• QUOTED TEXT
— START —
Joanna Gaines Zucchini Bread​

Joanna Gaines Zucchini Bread​

This delicious zucchini bread recipe by Joanna Gaines is quick, easy, and perfect for any occasion. Packed with warm cinnamon and nutty walnuts, it’s a simple treat made with everyday ingredients like fresh zucchini (courgettes). Whether enjoyed as a snack or dessert, this moist and flavorful loaf is sure to become a family favorite!

Recipe Ingredients:

  • 1 1/4 cups vegetable oil
  • 2 cups granulated sugar
  • 4 large eggs
  • 1 tablespoon vanilla extract
  • 3 cups all-purpose flour
  • 2 teaspoons ground cinnamon
  • 2 teaspoons baking powder
  • 1 teaspoon baking soda
  • 1/2 teaspoon kosher salt
  • 3 cups zucchini, grated (about 2 medium zucchini)
  • 1 cup crushed walnuts

How To Make Zucchini Bread​ Recipe?

  1. Preheat and prepare the pan: Preheat your oven to 175°C / 350°F and grease a 23 cm x 23 cm / 9×9-inch baking pan with nonstick spray.
— END —
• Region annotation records
— START —
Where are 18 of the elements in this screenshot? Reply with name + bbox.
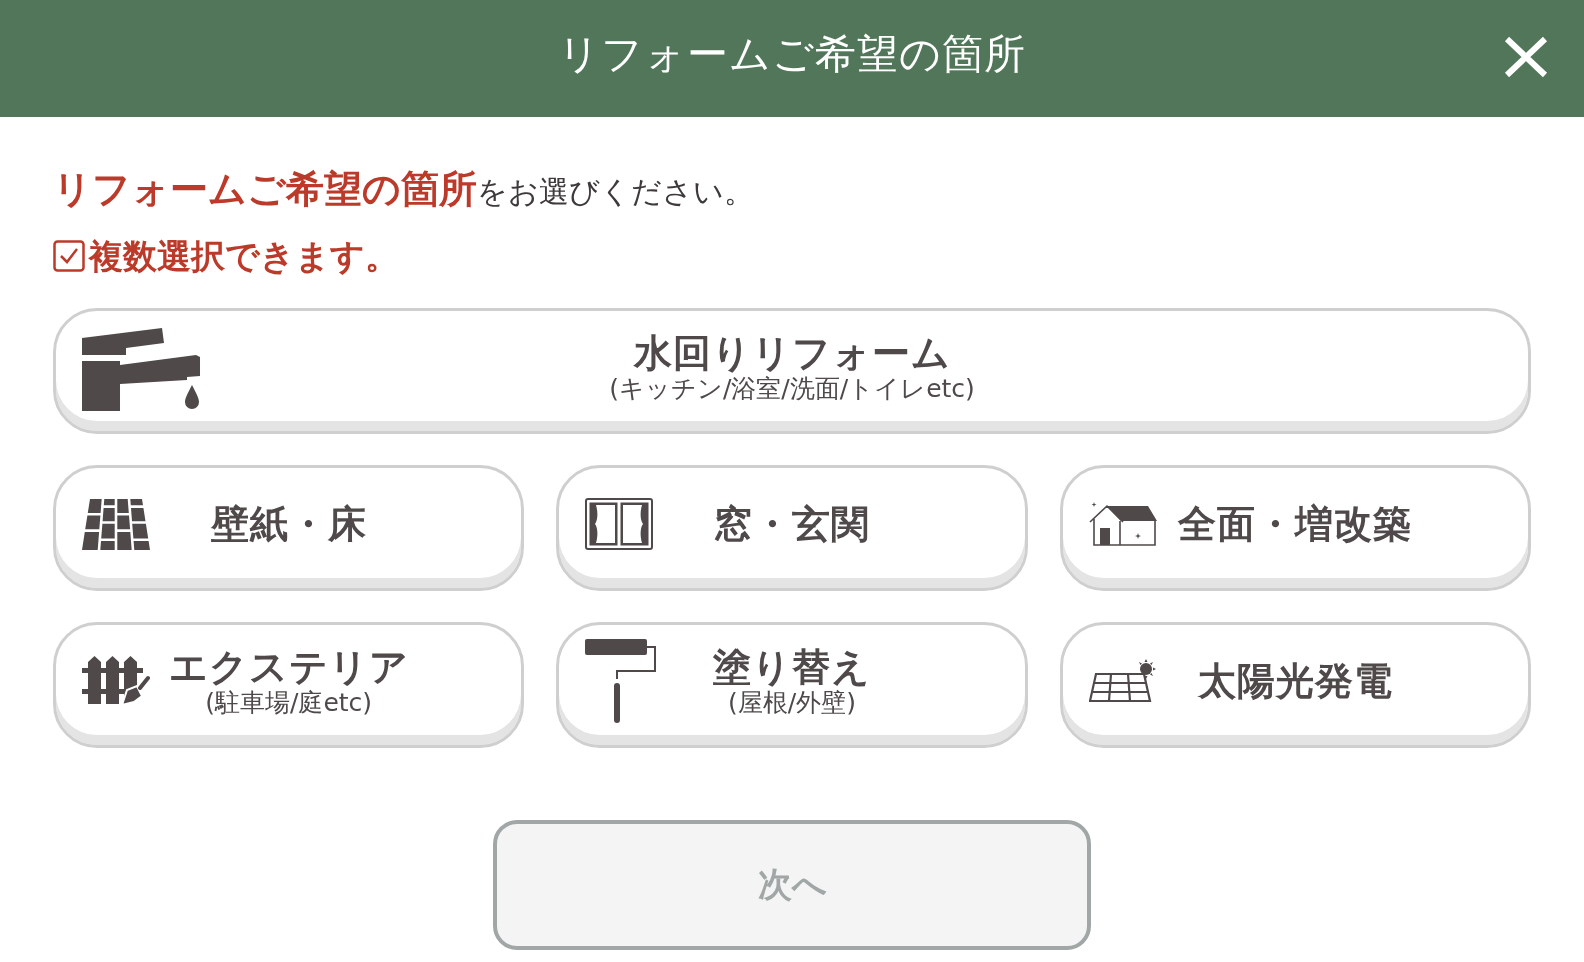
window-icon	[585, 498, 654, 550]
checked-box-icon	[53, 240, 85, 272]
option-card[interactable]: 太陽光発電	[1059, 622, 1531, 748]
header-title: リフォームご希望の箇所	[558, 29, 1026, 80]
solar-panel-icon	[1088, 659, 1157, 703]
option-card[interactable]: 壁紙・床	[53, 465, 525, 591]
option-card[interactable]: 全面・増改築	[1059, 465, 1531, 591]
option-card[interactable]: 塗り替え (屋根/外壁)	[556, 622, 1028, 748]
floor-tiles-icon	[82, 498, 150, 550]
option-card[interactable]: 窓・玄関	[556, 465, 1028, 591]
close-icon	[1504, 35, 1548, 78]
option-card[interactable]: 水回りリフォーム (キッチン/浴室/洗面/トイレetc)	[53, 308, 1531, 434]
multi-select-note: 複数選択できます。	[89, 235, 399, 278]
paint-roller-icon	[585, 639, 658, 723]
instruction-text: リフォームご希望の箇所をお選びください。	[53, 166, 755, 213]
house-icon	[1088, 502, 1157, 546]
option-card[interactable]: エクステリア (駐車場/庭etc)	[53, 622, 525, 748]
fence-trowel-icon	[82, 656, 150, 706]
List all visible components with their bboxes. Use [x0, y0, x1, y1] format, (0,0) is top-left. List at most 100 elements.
— END —
— START —
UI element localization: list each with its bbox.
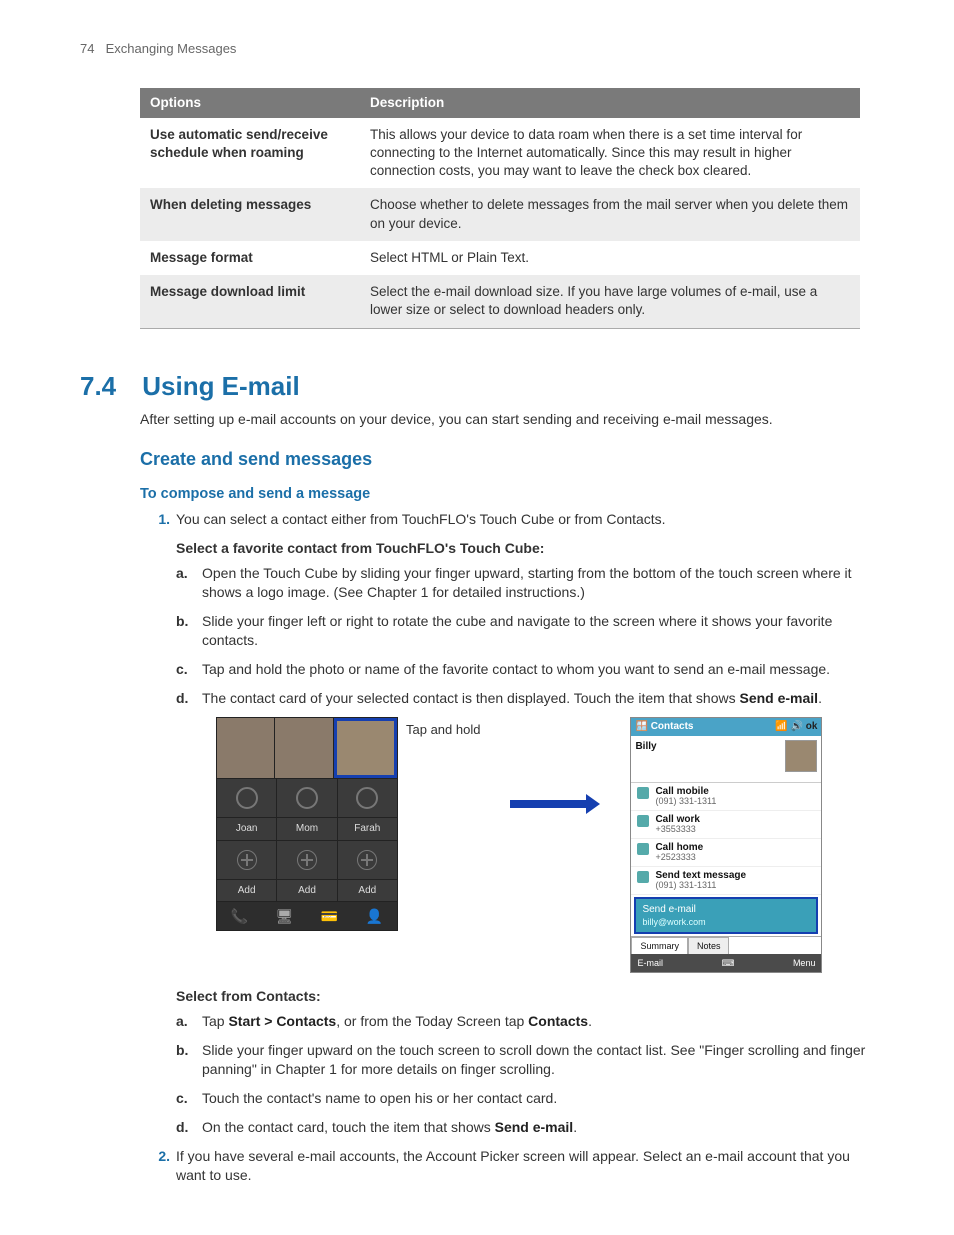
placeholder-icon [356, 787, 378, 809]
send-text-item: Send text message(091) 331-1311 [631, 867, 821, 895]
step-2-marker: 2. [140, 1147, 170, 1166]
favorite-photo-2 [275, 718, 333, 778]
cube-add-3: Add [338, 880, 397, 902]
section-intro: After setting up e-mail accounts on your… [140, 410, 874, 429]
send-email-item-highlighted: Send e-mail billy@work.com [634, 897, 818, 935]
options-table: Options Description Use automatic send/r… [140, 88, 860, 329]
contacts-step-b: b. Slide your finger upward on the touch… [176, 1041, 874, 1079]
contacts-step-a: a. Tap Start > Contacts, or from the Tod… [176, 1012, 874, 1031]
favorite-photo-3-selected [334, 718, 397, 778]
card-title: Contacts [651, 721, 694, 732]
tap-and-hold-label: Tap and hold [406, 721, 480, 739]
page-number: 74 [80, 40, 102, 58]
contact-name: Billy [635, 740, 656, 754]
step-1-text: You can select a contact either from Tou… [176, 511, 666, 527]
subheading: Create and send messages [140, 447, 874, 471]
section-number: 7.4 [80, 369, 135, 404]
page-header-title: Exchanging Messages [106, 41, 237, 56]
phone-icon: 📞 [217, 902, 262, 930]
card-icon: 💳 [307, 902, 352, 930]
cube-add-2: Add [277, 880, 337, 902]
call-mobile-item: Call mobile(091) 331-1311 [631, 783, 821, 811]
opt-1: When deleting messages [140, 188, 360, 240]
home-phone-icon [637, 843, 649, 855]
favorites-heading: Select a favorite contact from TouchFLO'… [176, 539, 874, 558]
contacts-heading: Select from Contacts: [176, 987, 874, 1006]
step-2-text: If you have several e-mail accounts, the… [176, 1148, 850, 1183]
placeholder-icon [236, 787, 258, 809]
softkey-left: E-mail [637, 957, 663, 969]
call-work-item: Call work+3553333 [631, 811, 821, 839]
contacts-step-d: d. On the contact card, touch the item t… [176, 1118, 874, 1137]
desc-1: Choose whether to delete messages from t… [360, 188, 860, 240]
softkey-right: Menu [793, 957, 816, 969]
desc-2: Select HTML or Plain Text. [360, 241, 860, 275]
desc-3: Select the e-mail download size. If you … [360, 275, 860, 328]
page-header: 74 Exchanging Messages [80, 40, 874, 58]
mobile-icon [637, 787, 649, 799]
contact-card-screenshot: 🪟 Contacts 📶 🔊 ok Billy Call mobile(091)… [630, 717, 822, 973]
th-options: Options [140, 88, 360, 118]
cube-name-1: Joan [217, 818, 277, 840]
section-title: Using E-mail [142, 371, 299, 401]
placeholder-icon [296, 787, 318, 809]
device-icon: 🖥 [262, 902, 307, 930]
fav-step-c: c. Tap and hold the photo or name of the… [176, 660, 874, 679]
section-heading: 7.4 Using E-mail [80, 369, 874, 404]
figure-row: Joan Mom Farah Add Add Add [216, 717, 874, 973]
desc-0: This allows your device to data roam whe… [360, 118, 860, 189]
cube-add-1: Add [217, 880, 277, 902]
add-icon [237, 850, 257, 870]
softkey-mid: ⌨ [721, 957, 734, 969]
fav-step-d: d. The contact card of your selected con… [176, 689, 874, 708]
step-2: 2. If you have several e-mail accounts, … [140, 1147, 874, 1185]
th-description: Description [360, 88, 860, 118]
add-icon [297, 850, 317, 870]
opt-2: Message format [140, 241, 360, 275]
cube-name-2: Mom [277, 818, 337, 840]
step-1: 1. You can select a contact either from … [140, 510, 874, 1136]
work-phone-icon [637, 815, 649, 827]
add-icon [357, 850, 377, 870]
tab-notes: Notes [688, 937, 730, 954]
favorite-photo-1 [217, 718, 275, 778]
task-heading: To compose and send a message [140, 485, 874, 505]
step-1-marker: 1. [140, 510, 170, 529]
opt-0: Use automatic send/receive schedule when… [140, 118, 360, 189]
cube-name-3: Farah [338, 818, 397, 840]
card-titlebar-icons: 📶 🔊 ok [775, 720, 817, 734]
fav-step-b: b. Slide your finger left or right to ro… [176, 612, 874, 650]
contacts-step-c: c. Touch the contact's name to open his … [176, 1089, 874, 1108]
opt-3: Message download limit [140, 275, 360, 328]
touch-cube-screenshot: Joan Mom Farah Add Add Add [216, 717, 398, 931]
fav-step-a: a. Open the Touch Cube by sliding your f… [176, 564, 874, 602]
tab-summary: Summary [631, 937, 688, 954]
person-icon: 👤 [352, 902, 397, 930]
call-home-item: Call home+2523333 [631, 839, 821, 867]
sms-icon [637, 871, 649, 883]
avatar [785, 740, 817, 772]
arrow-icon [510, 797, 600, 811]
— END —
— START —
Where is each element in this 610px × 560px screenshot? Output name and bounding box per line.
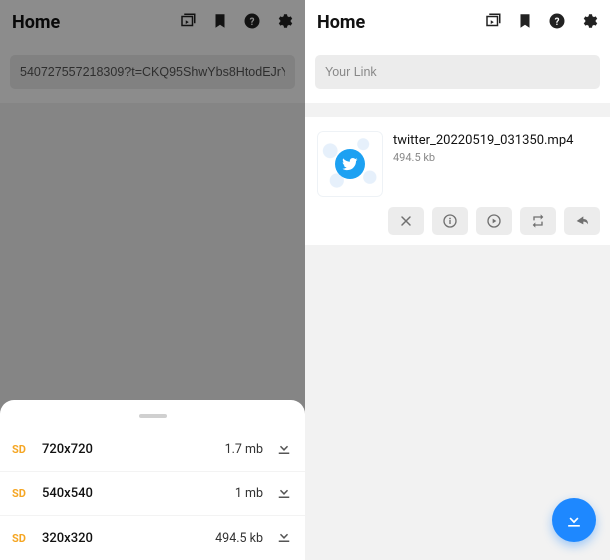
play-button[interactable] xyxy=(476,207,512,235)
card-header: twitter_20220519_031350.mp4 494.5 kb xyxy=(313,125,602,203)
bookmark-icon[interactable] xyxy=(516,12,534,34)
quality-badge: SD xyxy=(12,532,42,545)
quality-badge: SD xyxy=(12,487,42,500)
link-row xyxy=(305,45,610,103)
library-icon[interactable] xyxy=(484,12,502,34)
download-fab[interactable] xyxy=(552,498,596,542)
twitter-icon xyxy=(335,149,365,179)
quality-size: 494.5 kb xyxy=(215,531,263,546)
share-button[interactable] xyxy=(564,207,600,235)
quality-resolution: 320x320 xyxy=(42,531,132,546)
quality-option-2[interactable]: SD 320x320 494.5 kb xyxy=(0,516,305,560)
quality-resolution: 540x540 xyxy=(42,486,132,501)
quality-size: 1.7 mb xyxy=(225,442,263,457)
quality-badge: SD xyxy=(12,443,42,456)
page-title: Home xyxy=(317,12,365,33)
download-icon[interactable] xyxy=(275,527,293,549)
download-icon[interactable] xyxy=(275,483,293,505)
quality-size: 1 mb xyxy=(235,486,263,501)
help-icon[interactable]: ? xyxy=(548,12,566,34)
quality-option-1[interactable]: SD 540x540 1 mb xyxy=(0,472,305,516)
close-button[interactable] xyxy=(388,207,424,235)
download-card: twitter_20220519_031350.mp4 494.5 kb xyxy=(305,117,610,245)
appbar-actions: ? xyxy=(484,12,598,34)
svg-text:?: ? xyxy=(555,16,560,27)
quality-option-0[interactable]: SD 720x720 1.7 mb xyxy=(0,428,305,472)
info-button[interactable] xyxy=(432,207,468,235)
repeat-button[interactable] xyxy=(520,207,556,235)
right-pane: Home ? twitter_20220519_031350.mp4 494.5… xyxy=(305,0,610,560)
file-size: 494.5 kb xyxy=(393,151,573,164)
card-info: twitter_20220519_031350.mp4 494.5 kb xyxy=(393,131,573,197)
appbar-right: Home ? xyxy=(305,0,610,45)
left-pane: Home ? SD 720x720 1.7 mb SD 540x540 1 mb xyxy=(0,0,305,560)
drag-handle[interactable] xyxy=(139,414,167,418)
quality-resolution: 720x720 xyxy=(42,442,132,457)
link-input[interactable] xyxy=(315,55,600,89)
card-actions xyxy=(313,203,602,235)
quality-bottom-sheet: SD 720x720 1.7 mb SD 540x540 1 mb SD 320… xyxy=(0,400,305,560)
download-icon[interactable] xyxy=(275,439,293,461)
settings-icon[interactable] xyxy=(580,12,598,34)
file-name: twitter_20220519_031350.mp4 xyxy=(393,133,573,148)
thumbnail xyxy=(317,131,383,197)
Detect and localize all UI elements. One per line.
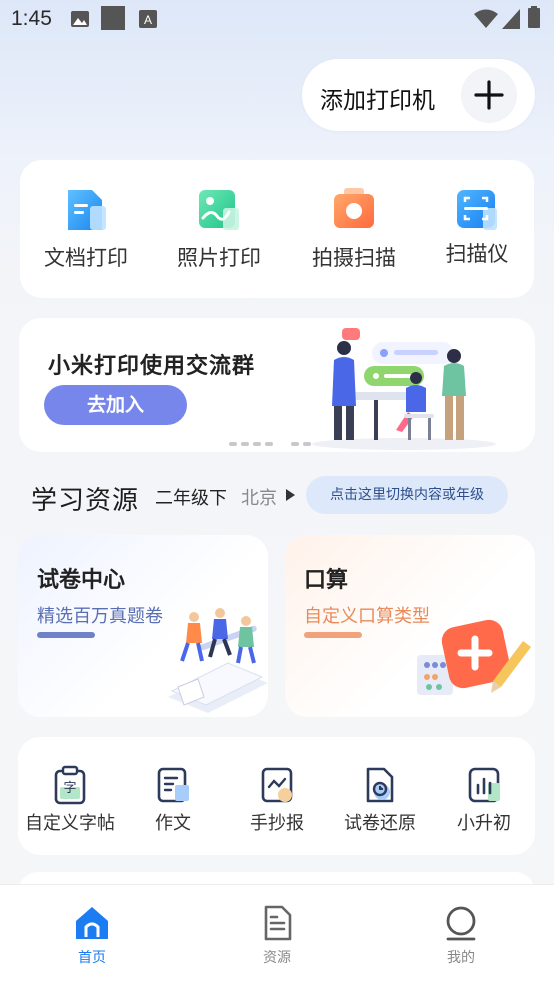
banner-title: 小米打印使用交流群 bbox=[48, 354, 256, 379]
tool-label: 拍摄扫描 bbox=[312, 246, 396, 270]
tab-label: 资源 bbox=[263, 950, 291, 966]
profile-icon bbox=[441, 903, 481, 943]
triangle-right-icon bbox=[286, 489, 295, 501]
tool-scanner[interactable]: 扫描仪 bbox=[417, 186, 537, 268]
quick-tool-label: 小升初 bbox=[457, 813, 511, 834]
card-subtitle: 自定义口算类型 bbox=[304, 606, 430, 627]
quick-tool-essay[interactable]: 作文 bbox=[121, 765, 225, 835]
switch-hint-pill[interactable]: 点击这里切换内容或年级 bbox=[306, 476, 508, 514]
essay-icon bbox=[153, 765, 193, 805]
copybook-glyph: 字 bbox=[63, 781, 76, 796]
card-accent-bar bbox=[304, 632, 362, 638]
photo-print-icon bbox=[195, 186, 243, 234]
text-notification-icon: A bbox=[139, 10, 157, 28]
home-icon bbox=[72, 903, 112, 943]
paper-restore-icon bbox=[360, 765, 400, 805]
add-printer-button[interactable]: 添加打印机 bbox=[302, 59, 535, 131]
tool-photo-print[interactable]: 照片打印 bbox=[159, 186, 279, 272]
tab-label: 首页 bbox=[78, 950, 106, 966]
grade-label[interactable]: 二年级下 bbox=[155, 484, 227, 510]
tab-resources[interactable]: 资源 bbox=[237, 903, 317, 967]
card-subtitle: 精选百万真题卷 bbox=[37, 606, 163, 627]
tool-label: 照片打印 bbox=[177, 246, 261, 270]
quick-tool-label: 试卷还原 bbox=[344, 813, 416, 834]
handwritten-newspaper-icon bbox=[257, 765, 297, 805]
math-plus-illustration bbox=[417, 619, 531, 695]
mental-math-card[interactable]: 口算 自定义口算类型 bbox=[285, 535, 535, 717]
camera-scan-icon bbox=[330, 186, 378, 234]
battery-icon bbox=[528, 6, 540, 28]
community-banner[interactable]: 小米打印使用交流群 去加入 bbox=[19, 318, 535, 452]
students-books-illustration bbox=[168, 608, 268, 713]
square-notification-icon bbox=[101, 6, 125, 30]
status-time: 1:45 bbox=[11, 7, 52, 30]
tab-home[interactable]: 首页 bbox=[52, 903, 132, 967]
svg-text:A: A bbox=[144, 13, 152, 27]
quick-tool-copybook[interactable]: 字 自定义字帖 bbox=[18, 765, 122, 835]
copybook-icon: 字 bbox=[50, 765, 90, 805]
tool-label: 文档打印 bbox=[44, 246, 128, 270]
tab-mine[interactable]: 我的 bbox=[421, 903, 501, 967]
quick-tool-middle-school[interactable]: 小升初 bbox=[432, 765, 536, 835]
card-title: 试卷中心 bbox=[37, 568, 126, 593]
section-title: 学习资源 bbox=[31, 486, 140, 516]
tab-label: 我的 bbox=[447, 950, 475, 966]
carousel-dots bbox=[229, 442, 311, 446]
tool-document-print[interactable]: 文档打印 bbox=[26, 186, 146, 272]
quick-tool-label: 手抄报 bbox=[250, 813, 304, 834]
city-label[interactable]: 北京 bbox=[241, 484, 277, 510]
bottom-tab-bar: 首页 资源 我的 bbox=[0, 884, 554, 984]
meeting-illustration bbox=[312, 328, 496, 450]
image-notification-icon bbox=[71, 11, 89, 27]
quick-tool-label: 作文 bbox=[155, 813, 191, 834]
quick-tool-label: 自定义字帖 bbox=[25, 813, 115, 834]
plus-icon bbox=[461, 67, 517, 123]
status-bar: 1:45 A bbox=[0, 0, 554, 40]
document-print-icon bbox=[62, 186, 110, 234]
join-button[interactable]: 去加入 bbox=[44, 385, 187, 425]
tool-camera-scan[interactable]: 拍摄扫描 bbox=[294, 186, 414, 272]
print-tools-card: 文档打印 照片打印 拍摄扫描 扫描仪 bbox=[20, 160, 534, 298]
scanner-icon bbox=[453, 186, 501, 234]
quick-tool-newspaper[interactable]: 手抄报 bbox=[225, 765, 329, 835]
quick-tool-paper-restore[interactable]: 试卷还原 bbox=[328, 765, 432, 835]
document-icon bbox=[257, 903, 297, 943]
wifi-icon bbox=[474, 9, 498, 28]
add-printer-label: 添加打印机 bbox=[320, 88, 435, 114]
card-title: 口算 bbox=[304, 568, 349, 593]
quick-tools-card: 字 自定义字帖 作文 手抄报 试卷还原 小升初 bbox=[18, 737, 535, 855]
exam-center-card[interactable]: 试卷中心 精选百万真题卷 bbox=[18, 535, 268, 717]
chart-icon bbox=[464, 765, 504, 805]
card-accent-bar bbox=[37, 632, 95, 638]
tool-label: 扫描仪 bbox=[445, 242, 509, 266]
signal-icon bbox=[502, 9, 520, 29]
— END —
• REQUESTS
a) How would you put this sentence from the zucchini bread recipe into Spanish: "Whether enjoyed as a snack or dessert, this moist and flavorful loaf is sure to become a family favorite!"
b) Can you retype the part of the zucchini bread recipe starting with "This delicious zucchini" and going on through "2 medium zucchini)"?
These records come from a separate source.

• RESULTS FOR EACH TASK
a) Ya sea como merienda o como postre, ¡este pan húmedo y sabroso seguro se convertirá en el favorito de la familia!

b)
This delicious zucchini bread recipe by Joanna Gaines is quick, easy, and perfect for any occasion. Packed with warm cinnamon and nutty walnuts, it’s a simple treat made with everyday ingredients like fresh zucchini (courgettes). Whether enjoyed as a snack or dessert, this moist and flavorful loaf is sure to become a family favorite!

Recipe Ingredients:

  • 1 1/4 cups vegetable oil
  • 2 cups granulated sugar
  • 4 large eggs
  • 1 tablespoon vanilla extract
  • 3 cups all-purpose flour
  • 2 teaspoons ground cinnamon
  • 2 teaspoons baking powder
  • 1 teaspoon baking soda
  • 1/2 teaspoon kosher salt
  • 3 cups zucchini, grated (about 2 medium zucchini)